◆ What is needed
Word for word, repeat the entries, minus the pictures.

Start of Records for the task

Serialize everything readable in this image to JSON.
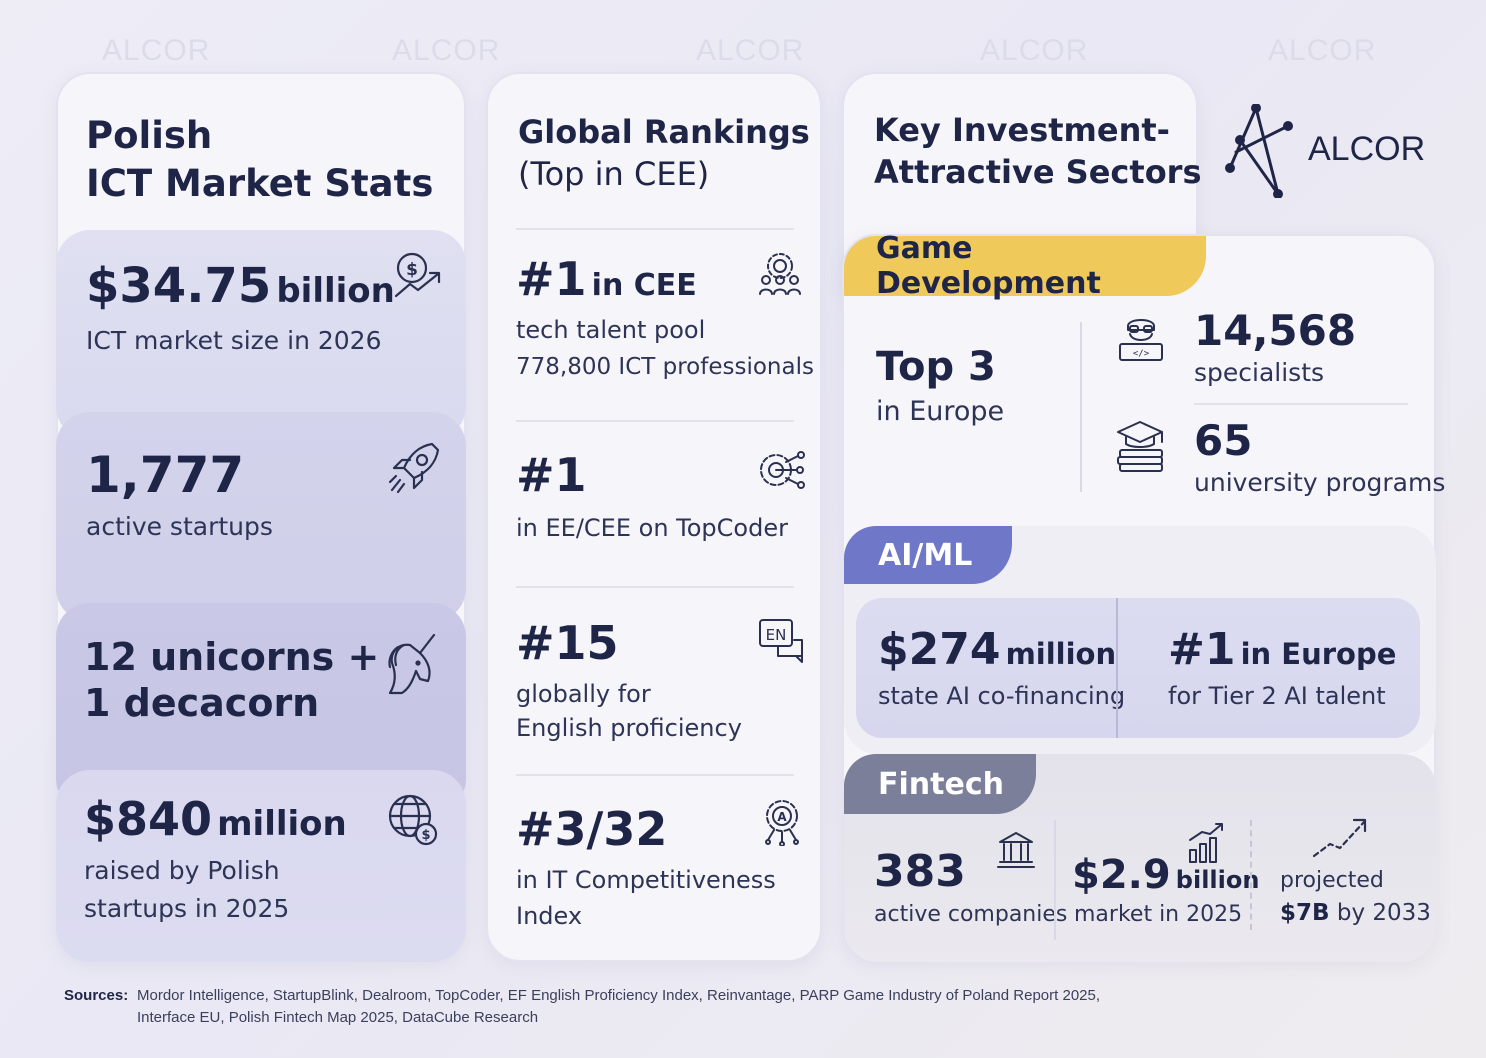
{
  "brand": {
    "name": "ALCOR",
    "watermark": "ALCOR"
  },
  "colors": {
    "navy": "#1f2547",
    "game_tag": "#efc95a",
    "aiml_tag": "#6f78c8",
    "fintech_tag": "#7c7f9a",
    "panel_light": "#dcdcf0",
    "panel_mid": "#c9c8e6"
  },
  "col1": {
    "title_line1": "Polish",
    "title_line2": "ICT Market Stats",
    "stats": [
      {
        "value": "$34.75",
        "unit": "billion",
        "label": "ICT market size in 2026",
        "icon": "money-growth-icon"
      },
      {
        "value": "1,777",
        "label": "active startups",
        "icon": "rocket-icon"
      },
      {
        "value_line1": "12 unicorns +",
        "value_line2": "1 decacorn",
        "icon": "unicorn-icon"
      },
      {
        "value": "$840",
        "unit": "million",
        "label_line1": "raised by Polish",
        "label_line2": "startups in 2025",
        "icon": "globe-money-icon"
      }
    ]
  },
  "col2": {
    "title_line1": "Global Rankings",
    "title_line2": "(Top in CEE)",
    "rankings": [
      {
        "rank": "#1",
        "rank_suffix": "in CEE",
        "label_line1": "tech talent pool",
        "label_line2": "778,800 ICT professionals",
        "icon": "team-gear-icon"
      },
      {
        "rank": "#1",
        "label_line1": "in EE/CEE on TopCoder",
        "icon": "gear-circuit-icon"
      },
      {
        "rank": "#15",
        "label_line1": "globally for",
        "label_line2": "English proficiency",
        "icon": "english-chat-icon",
        "icon_text": "EN"
      },
      {
        "rank": "#3/32",
        "label_line1": "in IT Competitiveness",
        "label_line2": "Index",
        "icon": "ai-gear-icon",
        "icon_text": "A"
      }
    ]
  },
  "col3": {
    "title_line1": "Key Investment-",
    "title_line2": "Attractive Sectors",
    "game": {
      "tag": "Game Development",
      "top_value": "Top 3",
      "top_label": "in Europe",
      "specialists_value": "14,568",
      "specialists_label": "specialists",
      "programs_value": "65",
      "programs_label": "university programs"
    },
    "aiml": {
      "tag": "AI/ML",
      "left_value": "$274",
      "left_unit": "million",
      "left_label": "state AI co-financing",
      "right_value": "#1",
      "right_suffix": "in Europe",
      "right_label": "for Tier 2 AI talent"
    },
    "fintech": {
      "tag": "Fintech",
      "companies_value": "383",
      "companies_label": "active companies",
      "market_value": "$2.9",
      "market_unit": "billion",
      "market_label": "market in 2025",
      "projected_line1": "projected",
      "projected_value": "$7B",
      "projected_suffix": "by 2033"
    }
  },
  "sources": {
    "label": "Sources:",
    "line1": "Mordor Intelligence, StartupBlink, Dealroom, TopCoder, EF English Proficiency Index, Reinvantage, PARP Game Industry of Poland Report 2025,",
    "line2": "Interface EU, Polish Fintech Map 2025, DataCube Research"
  }
}
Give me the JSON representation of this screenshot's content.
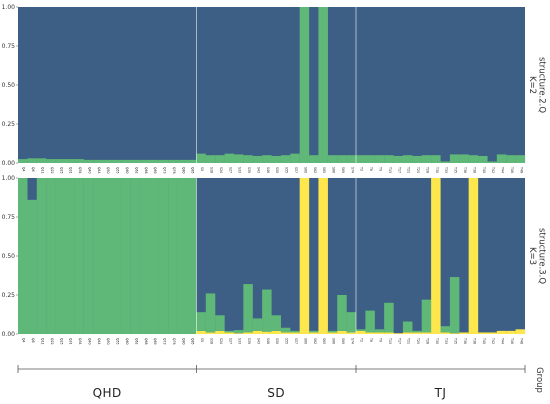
{
  "chart_data": {
    "type": "bar",
    "stacked": true,
    "colors": {
      "c1": "#3d5f86",
      "c2": "#5fb877",
      "c3": "#fde74c"
    },
    "ylim": [
      0,
      1
    ],
    "yticks": [
      "0.00",
      "0.25",
      "0.50",
      "0.75",
      "1.00"
    ],
    "group_title": "Group",
    "groups": [
      {
        "name": "QHD",
        "start": 0,
        "count": 19
      },
      {
        "name": "SD",
        "start": 19,
        "count": 17
      },
      {
        "name": "TJ",
        "start": 36,
        "count": 18
      }
    ],
    "samples": [
      "Q4",
      "Q8",
      "Q11",
      "Q22",
      "Q25",
      "Q31",
      "Q34",
      "Q40",
      "Q44",
      "Q50",
      "Q55",
      "Q60",
      "Q62",
      "Q66",
      "Q69",
      "Q73",
      "Q76",
      "Q80",
      "Q85",
      "S9",
      "S18",
      "S24",
      "S27",
      "S33",
      "S39",
      "S43",
      "S46",
      "S50",
      "S55",
      "S57",
      "S60",
      "S62",
      "S65",
      "S66",
      "S69",
      "S74",
      "T2",
      "T6",
      "T9",
      "T13",
      "T17",
      "T21",
      "T25",
      "T28",
      "T30",
      "T33",
      "T35",
      "T36",
      "T38",
      "T40",
      "T42",
      "T44",
      "T46",
      "T48"
    ],
    "panels": [
      {
        "strip": [
          "structure.2.Q",
          "K=2"
        ],
        "series": [
          {
            "color": "c2",
            "values": [
              0.025,
              0.03,
              0.03,
              0.025,
              0.025,
              0.025,
              0.025,
              0.02,
              0.02,
              0.02,
              0.02,
              0.02,
              0.02,
              0.02,
              0.02,
              0.02,
              0.02,
              0.02,
              0.02,
              0.06,
              0.05,
              0.05,
              0.06,
              0.055,
              0.05,
              0.045,
              0.05,
              0.045,
              0.05,
              0.06,
              1.0,
              0.05,
              1.0,
              0.05,
              0.05,
              0.05,
              0.05,
              0.05,
              0.05,
              0.05,
              0.045,
              0.05,
              0.045,
              0.05,
              0.05,
              0.01,
              0.055,
              0.055,
              0.05,
              0.045,
              0.01,
              0.055,
              0.05,
              0.05
            ]
          }
        ]
      },
      {
        "strip": [
          "structure.3.Q",
          "K=3"
        ],
        "series": [
          {
            "color": "c3",
            "values": [
              0,
              0,
              0,
              0,
              0,
              0,
              0,
              0,
              0,
              0,
              0,
              0,
              0,
              0,
              0,
              0,
              0,
              0,
              0,
              0.02,
              0.01,
              0.02,
              0.01,
              0.005,
              0.01,
              0.02,
              0.015,
              0.02,
              0.01,
              0.01,
              1.0,
              0.01,
              1.0,
              0.01,
              0.02,
              0.01,
              0.02,
              0.01,
              0.01,
              0.01,
              0.005,
              0.01,
              0.01,
              0.01,
              1.0,
              0.01,
              0.005,
              0.01,
              1.0,
              0.01,
              0.01,
              0.02,
              0.02,
              0.03
            ]
          },
          {
            "color": "c2",
            "values": [
              1.0,
              0.86,
              1.0,
              1.0,
              1.0,
              1.0,
              1.0,
              1.0,
              1.0,
              1.0,
              1.0,
              1.0,
              1.0,
              1.0,
              1.0,
              1.0,
              1.0,
              1.0,
              1.0,
              0.12,
              0.25,
              0.1,
              0.01,
              0.02,
              0.31,
              0.08,
              0.27,
              0.1,
              0.03,
              0.01,
              0,
              0.01,
              0,
              0.01,
              0.23,
              0.13,
              0.01,
              0.14,
              0.02,
              0.19,
              0,
              0.07,
              0.01,
              0.21,
              0,
              0.04,
              0.36,
              0,
              0,
              0,
              0,
              0,
              0,
              0
            ]
          }
        ]
      }
    ]
  }
}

End of Records for the task

◆ Exercise response
Serialize everything readable in this image to JSON.
{
  "brand": {
    "name": "ALCOR",
    "watermark": "ALCOR"
  },
  "colors": {
    "navy": "#1f2547",
    "game_tag": "#efc95a",
    "aiml_tag": "#6f78c8",
    "fintech_tag": "#7c7f9a",
    "panel_light": "#dcdcf0",
    "panel_mid": "#c9c8e6"
  },
  "col1": {
    "title_line1": "Polish",
    "title_line2": "ICT Market Stats",
    "stats": [
      {
        "value": "$34.75",
        "unit": "billion",
        "label": "ICT market size in 2026",
        "icon": "money-growth-icon"
      },
      {
        "value": "1,777",
        "label": "active startups",
        "icon": "rocket-icon"
      },
      {
        "value_line1": "12 unicorns +",
        "value_line2": "1 decacorn",
        "icon": "unicorn-icon"
      },
      {
        "value": "$840",
        "unit": "million",
        "label_line1": "raised by Polish",
        "label_line2": "startups in 2025",
        "icon": "globe-money-icon"
      }
    ]
  },
  "col2": {
    "title_line1": "Global Rankings",
    "title_line2": "(Top in CEE)",
    "rankings": [
      {
        "rank": "#1",
        "rank_suffix": "in CEE",
        "label_line1": "tech talent pool",
        "label_line2": "778,800 ICT professionals",
        "icon": "team-gear-icon"
      },
      {
        "rank": "#1",
        "label_line1": "in EE/CEE on TopCoder",
        "icon": "gear-circuit-icon"
      },
      {
        "rank": "#15",
        "label_line1": "globally for",
        "label_line2": "English proficiency",
        "icon": "english-chat-icon",
        "icon_text": "EN"
      },
      {
        "rank": "#3/32",
        "label_line1": "in IT Competitiveness",
        "label_line2": "Index",
        "icon": "ai-gear-icon",
        "icon_text": "A"
      }
    ]
  },
  "col3": {
    "title_line1": "Key Investment-",
    "title_line2": "Attractive Sectors",
    "game": {
      "tag": "Game Development",
      "top_value": "Top 3",
      "top_label": "in Europe",
      "specialists_value": "14,568",
      "specialists_label": "specialists",
      "programs_value": "65",
      "programs_label": "university programs"
    },
    "aiml": {
      "tag": "AI/ML",
      "left_value": "$274",
      "left_unit": "million",
      "left_label": "state AI co-financing",
      "right_value": "#1",
      "right_suffix": "in Europe",
      "right_label": "for Tier 2 AI talent"
    },
    "fintech": {
      "tag": "Fintech",
      "companies_value": "383",
      "companies_label": "active companies",
      "market_value": "$2.9",
      "market_unit": "billion",
      "market_label": "market in 2025",
      "projected_line1": "projected",
      "projected_value": "$7B",
      "projected_suffix": "by 2033"
    }
  },
  "sources": {
    "label": "Sources:",
    "line1": "Mordor Intelligence, StartupBlink, Dealroom, TopCoder, EF English Proficiency Index, Reinvantage, PARP Game Industry of Poland Report 2025,",
    "line2": "Interface EU, Polish Fintech Map 2025, DataCube Research"
  }
}
Give me the JSON representation of this screenshot's content.
{
  "chart_data": {
    "type": "bar",
    "stacked": true,
    "colors": {
      "c1": "#3d5f86",
      "c2": "#5fb877",
      "c3": "#fde74c"
    },
    "ylim": [
      0,
      1
    ],
    "yticks": [
      "0.00",
      "0.25",
      "0.50",
      "0.75",
      "1.00"
    ],
    "group_title": "Group",
    "groups": [
      {
        "name": "QHD",
        "start": 0,
        "count": 19
      },
      {
        "name": "SD",
        "start": 19,
        "count": 17
      },
      {
        "name": "TJ",
        "start": 36,
        "count": 18
      }
    ],
    "samples": [
      "Q4",
      "Q8",
      "Q11",
      "Q22",
      "Q25",
      "Q31",
      "Q34",
      "Q40",
      "Q44",
      "Q50",
      "Q55",
      "Q60",
      "Q62",
      "Q66",
      "Q69",
      "Q73",
      "Q76",
      "Q80",
      "Q85",
      "S9",
      "S18",
      "S24",
      "S27",
      "S33",
      "S39",
      "S43",
      "S46",
      "S50",
      "S55",
      "S57",
      "S60",
      "S62",
      "S65",
      "S66",
      "S69",
      "S74",
      "T2",
      "T6",
      "T9",
      "T13",
      "T17",
      "T21",
      "T25",
      "T28",
      "T30",
      "T33",
      "T35",
      "T36",
      "T38",
      "T40",
      "T42",
      "T44",
      "T46",
      "T48"
    ],
    "panels": [
      {
        "strip": [
          "structure.2.Q",
          "K=2"
        ],
        "series": [
          {
            "color": "c2",
            "values": [
              0.025,
              0.03,
              0.03,
              0.025,
              0.025,
              0.025,
              0.025,
              0.02,
              0.02,
              0.02,
              0.02,
              0.02,
              0.02,
              0.02,
              0.02,
              0.02,
              0.02,
              0.02,
              0.02,
              0.06,
              0.05,
              0.05,
              0.06,
              0.055,
              0.05,
              0.045,
              0.05,
              0.045,
              0.05,
              0.06,
              1.0,
              0.05,
              1.0,
              0.05,
              0.05,
              0.05,
              0.05,
              0.05,
              0.05,
              0.05,
              0.045,
              0.05,
              0.045,
              0.05,
              0.05,
              0.01,
              0.055,
              0.055,
              0.05,
              0.045,
              0.01,
              0.055,
              0.05,
              0.05
            ]
          }
        ]
      },
      {
        "strip": [
          "structure.3.Q",
          "K=3"
        ],
        "series": [
          {
            "color": "c3",
            "values": [
              0,
              0,
              0,
              0,
              0,
              0,
              0,
              0,
              0,
              0,
              0,
              0,
              0,
              0,
              0,
              0,
              0,
              0,
              0,
              0.02,
              0.01,
              0.02,
              0.01,
              0.005,
              0.01,
              0.02,
              0.015,
              0.02,
              0.01,
              0.01,
              1.0,
              0.01,
              1.0,
              0.01,
              0.02,
              0.01,
              0.02,
              0.01,
              0.01,
              0.01,
              0.005,
              0.01,
              0.01,
              0.01,
              1.0,
              0.01,
              0.005,
              0.01,
              1.0,
              0.01,
              0.01,
              0.02,
              0.02,
              0.03
            ]
          },
          {
            "color": "c2",
            "values": [
              1.0,
              0.86,
              1.0,
              1.0,
              1.0,
              1.0,
              1.0,
              1.0,
              1.0,
              1.0,
              1.0,
              1.0,
              1.0,
              1.0,
              1.0,
              1.0,
              1.0,
              1.0,
              1.0,
              0.12,
              0.25,
              0.1,
              0.01,
              0.02,
              0.31,
              0.08,
              0.27,
              0.1,
              0.03,
              0.01,
              0,
              0.01,
              0,
              0.01,
              0.23,
              0.13,
              0.01,
              0.14,
              0.02,
              0.19,
              0,
              0.07,
              0.01,
              0.21,
              0,
              0.04,
              0.36,
              0,
              0,
              0,
              0,
              0,
              0,
              0
            ]
          }
        ]
      }
    ]
  }
}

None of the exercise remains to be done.